▸ Source material:

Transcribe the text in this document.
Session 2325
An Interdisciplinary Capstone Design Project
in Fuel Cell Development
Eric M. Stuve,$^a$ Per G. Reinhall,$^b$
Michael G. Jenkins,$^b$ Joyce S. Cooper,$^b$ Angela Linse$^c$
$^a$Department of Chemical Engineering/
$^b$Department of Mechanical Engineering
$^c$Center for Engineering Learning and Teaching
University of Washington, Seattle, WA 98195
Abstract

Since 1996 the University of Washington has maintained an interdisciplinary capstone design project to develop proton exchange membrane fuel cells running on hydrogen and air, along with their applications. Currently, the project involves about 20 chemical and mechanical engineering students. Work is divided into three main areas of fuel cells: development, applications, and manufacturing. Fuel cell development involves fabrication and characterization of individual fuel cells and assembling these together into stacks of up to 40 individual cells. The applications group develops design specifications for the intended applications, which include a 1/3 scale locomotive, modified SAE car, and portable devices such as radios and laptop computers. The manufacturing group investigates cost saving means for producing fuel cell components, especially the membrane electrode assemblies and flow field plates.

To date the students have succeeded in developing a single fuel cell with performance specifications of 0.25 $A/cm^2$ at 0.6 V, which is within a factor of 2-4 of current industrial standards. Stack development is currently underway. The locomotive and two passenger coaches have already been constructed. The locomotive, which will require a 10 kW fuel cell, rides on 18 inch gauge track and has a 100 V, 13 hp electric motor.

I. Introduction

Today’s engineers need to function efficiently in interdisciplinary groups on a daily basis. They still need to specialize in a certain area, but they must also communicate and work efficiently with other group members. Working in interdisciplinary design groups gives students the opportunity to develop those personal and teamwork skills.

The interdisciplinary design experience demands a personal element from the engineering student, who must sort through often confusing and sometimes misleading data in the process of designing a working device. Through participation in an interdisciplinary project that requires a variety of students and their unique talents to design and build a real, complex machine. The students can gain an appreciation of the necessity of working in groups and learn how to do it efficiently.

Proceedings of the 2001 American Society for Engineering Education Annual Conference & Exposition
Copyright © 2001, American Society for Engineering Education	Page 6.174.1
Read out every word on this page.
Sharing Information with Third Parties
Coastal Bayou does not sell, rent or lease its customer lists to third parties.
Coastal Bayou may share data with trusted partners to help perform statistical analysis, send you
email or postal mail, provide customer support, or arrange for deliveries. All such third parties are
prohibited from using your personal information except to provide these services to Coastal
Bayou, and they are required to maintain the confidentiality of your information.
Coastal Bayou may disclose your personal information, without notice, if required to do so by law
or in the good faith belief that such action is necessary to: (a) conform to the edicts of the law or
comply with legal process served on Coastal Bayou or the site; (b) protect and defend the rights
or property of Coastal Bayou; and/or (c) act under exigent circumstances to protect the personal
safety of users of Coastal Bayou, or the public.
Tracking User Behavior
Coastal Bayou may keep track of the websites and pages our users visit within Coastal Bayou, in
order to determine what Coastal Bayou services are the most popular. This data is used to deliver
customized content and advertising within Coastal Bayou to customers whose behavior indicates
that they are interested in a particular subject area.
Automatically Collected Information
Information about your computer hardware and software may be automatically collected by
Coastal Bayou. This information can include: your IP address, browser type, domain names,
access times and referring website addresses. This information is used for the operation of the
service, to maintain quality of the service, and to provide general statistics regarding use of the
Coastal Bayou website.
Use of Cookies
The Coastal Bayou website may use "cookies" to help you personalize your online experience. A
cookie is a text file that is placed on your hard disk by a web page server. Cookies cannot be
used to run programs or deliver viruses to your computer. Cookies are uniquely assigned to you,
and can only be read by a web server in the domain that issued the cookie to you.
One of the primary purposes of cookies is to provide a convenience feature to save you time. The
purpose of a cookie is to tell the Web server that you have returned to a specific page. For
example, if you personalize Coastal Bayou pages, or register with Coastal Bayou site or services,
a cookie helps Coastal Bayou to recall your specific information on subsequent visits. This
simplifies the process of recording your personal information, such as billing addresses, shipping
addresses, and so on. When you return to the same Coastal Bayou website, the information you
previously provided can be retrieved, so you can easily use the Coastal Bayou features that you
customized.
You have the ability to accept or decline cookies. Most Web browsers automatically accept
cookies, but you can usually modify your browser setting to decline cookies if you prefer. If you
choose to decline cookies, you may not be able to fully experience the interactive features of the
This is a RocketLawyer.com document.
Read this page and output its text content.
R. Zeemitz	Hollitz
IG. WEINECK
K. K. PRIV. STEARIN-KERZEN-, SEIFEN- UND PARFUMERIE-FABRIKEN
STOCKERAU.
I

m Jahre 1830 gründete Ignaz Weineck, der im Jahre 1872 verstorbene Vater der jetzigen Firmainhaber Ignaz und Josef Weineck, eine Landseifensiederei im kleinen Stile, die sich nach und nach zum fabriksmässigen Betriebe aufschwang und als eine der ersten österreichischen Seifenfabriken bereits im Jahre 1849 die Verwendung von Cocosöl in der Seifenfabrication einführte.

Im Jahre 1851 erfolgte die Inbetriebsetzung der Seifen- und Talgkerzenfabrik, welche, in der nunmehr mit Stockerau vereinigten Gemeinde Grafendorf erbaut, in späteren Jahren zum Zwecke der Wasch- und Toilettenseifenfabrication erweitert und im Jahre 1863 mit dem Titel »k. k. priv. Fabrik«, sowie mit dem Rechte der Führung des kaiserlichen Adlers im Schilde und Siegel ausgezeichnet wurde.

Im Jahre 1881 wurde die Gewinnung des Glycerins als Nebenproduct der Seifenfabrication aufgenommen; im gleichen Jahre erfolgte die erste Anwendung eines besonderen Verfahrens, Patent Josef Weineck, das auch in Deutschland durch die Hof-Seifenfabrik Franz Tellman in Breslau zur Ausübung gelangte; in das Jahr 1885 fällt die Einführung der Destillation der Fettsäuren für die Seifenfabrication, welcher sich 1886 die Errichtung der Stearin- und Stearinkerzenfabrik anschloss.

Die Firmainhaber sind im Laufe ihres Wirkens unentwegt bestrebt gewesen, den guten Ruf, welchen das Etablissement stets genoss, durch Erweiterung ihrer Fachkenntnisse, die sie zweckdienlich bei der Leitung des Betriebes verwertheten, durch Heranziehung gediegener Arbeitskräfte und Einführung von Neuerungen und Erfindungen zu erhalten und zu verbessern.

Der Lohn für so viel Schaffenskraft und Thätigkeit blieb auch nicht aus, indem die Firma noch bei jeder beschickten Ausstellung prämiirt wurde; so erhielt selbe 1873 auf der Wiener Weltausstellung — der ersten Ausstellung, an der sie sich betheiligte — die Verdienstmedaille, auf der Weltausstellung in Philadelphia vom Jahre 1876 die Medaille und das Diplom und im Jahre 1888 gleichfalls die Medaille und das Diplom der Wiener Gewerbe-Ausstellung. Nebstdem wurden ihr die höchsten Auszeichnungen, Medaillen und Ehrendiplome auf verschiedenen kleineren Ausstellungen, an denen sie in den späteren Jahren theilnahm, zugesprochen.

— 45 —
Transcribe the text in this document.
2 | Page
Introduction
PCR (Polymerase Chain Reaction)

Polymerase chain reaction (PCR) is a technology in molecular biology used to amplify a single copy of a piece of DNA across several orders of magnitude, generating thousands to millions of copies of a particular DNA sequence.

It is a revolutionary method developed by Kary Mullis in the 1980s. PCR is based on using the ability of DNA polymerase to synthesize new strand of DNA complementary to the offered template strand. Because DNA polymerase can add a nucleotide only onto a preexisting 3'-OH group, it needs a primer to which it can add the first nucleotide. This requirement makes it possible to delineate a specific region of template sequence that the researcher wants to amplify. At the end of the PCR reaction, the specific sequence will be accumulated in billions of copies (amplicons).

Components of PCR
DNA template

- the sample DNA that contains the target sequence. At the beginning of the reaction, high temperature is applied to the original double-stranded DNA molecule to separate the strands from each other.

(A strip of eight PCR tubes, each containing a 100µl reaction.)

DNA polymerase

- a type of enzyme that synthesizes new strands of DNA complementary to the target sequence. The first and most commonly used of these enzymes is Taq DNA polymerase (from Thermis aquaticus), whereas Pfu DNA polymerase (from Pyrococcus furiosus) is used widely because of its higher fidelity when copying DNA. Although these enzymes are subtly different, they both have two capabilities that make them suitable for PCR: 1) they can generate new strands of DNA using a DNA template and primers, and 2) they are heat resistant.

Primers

▸ Try it:
For the string "must", find every line of the material that contains it, and copy each one.

▸ Solution for this problem:
Today’s engineers need to function efficiently in interdisciplinary groups on a daily basis. They still need to specialize in a certain area, but they must also communicate and work efficiently with other group members. Working in interdisciplinary design groups gives students the opportunity to develop those personal and teamwork skills.
The interdisciplinary design experience demands a personal element from the engineering student, who must sort through often confusing and sometimes misleading data in the process of designing a working device. Through participation in an interdisciplinary project that requires a variety of students and their unique talents to design and build a real, complex machine. The students can gain an appreciation of the necessity of working in groups and learn how to do it efficiently.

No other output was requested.